**Your task**.
Every line below should be copied exactly; drop the pictures.

**Supplied material**.
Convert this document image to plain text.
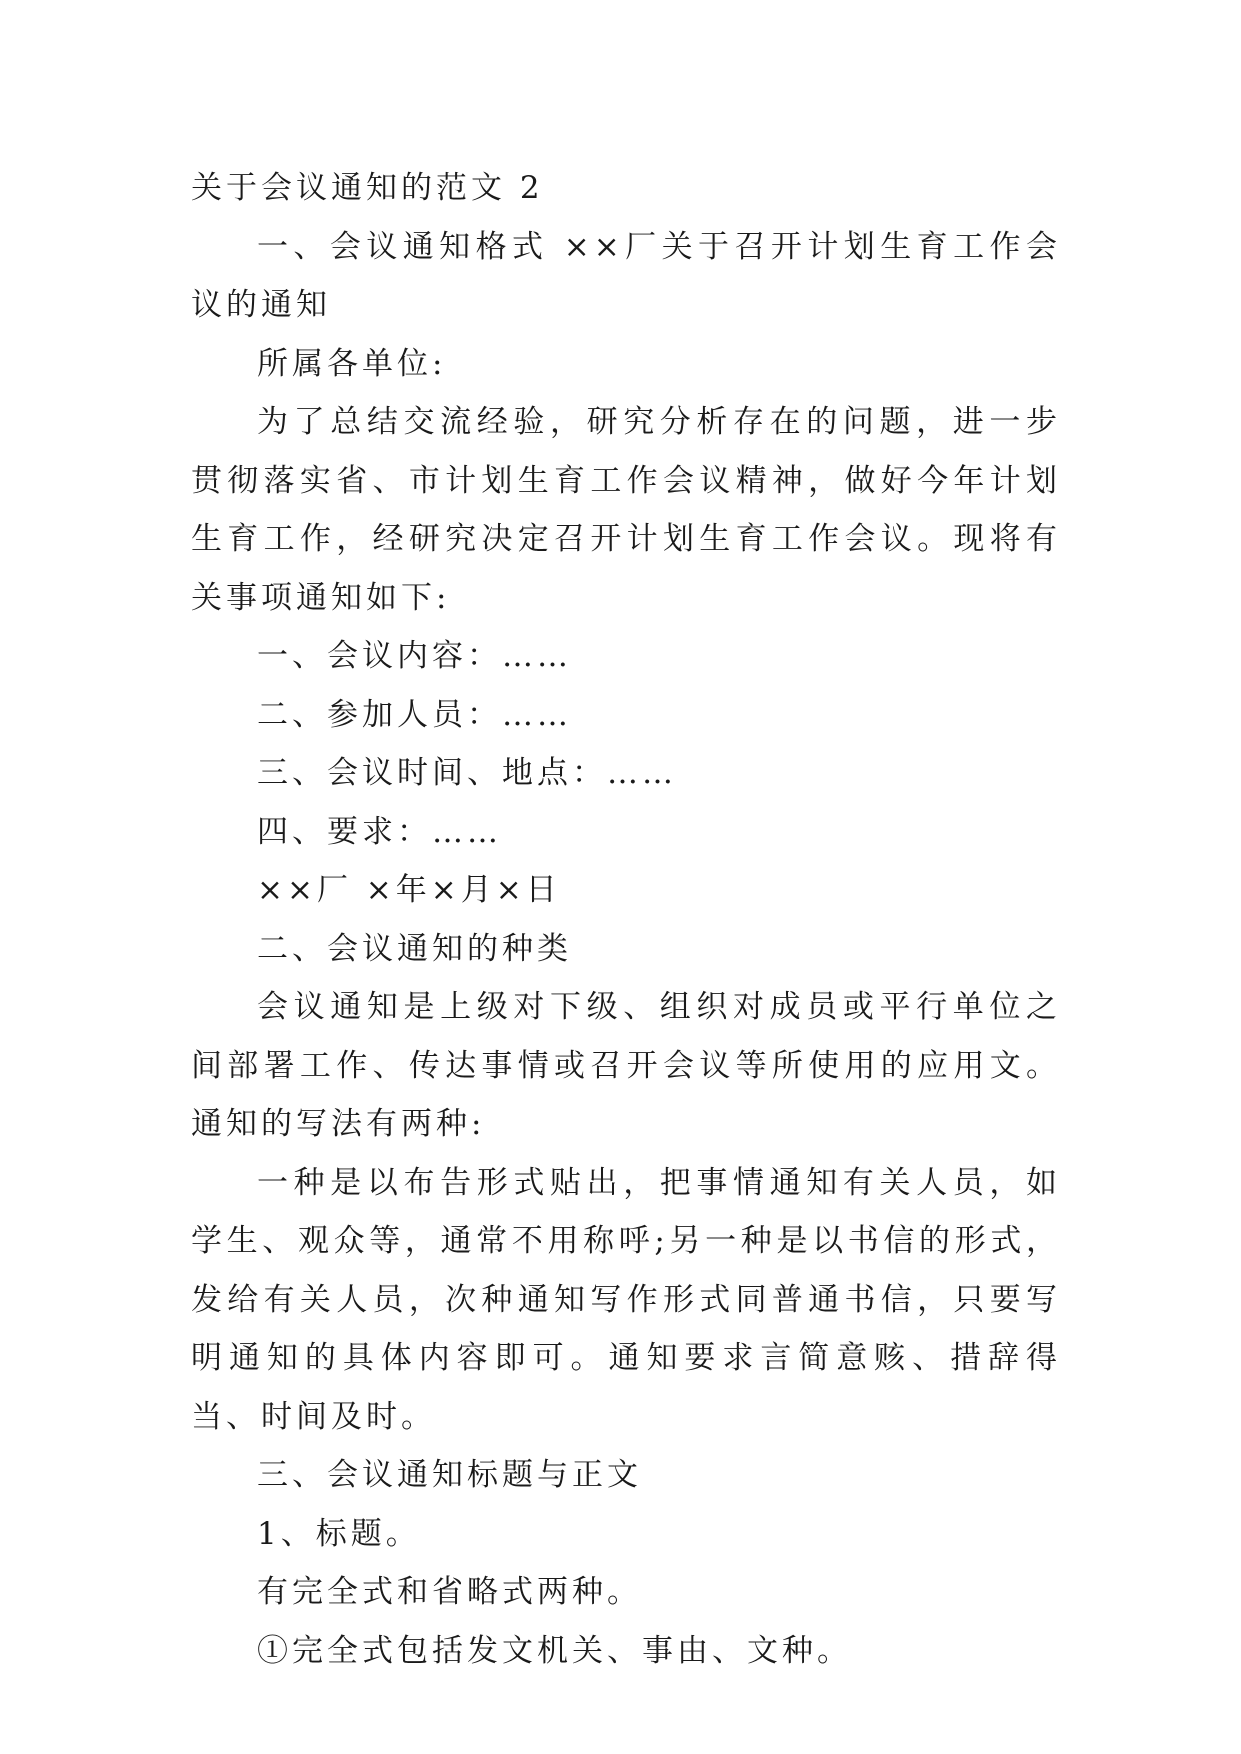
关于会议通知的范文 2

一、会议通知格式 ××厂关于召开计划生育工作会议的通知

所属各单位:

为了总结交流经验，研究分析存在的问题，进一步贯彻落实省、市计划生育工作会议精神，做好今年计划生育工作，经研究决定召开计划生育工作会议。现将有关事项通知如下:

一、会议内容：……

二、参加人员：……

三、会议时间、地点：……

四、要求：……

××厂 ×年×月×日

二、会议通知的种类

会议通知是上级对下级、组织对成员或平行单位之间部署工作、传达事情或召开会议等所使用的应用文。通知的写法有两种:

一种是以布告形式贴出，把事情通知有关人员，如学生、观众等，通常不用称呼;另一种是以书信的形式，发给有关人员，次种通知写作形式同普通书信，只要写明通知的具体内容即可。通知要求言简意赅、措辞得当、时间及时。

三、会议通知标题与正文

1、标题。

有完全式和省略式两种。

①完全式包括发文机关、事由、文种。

**Solution below**.
Convert this document image to plain text.
关于会议通知的范文 2

一、会议通知格式 ××厂关于召开计划生育工作会议的通知

所属各单位:

为了总结交流经验，研究分析存在的问题，进一步贯彻落实省、市计划生育工作会议精神，做好今年计划生育工作，经研究决定召开计划生育工作会议。现将有关事项通知如下:

一、会议内容：……

二、参加人员：……

三、会议时间、地点：……

四、要求：……

××厂 ×年×月×日

二、会议通知的种类

会议通知是上级对下级、组织对成员或平行单位之间部署工作、传达事情或召开会议等所使用的应用文。通知的写法有两种:

一种是以布告形式贴出，把事情通知有关人员，如学生、观众等，通常不用称呼;另一种是以书信的形式，发给有关人员，次种通知写作形式同普通书信，只要写明通知的具体内容即可。通知要求言简意赅、措辞得当、时间及时。

三、会议通知标题与正文

1、标题。

有完全式和省略式两种。

①完全式包括发文机关、事由、文种。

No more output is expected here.